* [What the task requires]:
Go through the entries below and print each one exactly, leaving out pictures.

* [Supplied data]:
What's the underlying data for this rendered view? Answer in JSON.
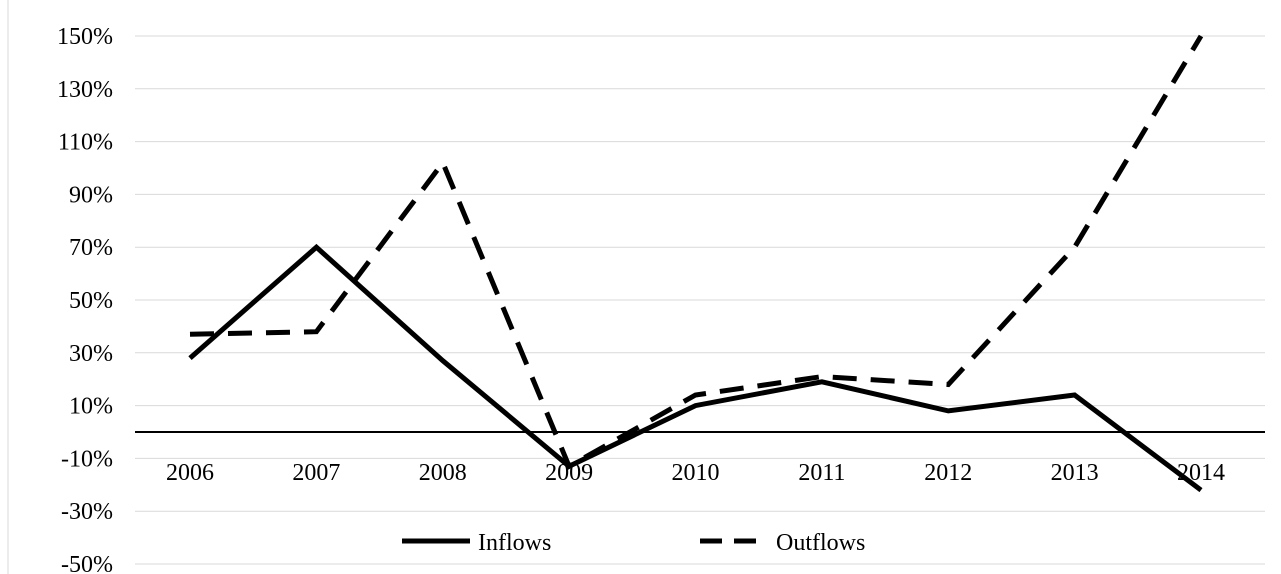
{
  "chart_data": {
    "type": "line",
    "categories": [
      "2006",
      "2007",
      "2008",
      "2009",
      "2010",
      "2011",
      "2012",
      "2013",
      "2014"
    ],
    "series": [
      {
        "name": "Inflows",
        "values": [
          28,
          70,
          27,
          -13,
          10,
          19,
          8,
          14,
          -22
        ],
        "color": "#000000",
        "dash": "solid"
      },
      {
        "name": "Outflows",
        "values": [
          37,
          38,
          102,
          -13,
          14,
          21,
          18,
          70,
          150
        ],
        "color": "#000000",
        "dash": "dashed"
      }
    ],
    "y_ticks": [
      150,
      130,
      110,
      90,
      70,
      50,
      30,
      10,
      -10,
      -30,
      -50
    ],
    "y_tick_labels": [
      "150%",
      "130%",
      "110%",
      "90%",
      "70%",
      "50%",
      "30%",
      "10%",
      "-10%",
      "-30%",
      "-50%"
    ],
    "ylim": [
      -50,
      150
    ],
    "title": "",
    "xlabel": "",
    "ylabel": "",
    "grid": true,
    "legend_position": "bottom"
  }
}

* [Response below]:
What's the underlying data for this rendered view? Answer in JSON.
{
  "chart_data": {
    "type": "line",
    "categories": [
      "2006",
      "2007",
      "2008",
      "2009",
      "2010",
      "2011",
      "2012",
      "2013",
      "2014"
    ],
    "series": [
      {
        "name": "Inflows",
        "values": [
          28,
          70,
          27,
          -13,
          10,
          19,
          8,
          14,
          -22
        ],
        "color": "#000000",
        "dash": "solid"
      },
      {
        "name": "Outflows",
        "values": [
          37,
          38,
          102,
          -13,
          14,
          21,
          18,
          70,
          150
        ],
        "color": "#000000",
        "dash": "dashed"
      }
    ],
    "y_ticks": [
      150,
      130,
      110,
      90,
      70,
      50,
      30,
      10,
      -10,
      -30,
      -50
    ],
    "y_tick_labels": [
      "150%",
      "130%",
      "110%",
      "90%",
      "70%",
      "50%",
      "30%",
      "10%",
      "-10%",
      "-30%",
      "-50%"
    ],
    "ylim": [
      -50,
      150
    ],
    "title": "",
    "xlabel": "",
    "ylabel": "",
    "grid": true,
    "legend_position": "bottom"
  }
}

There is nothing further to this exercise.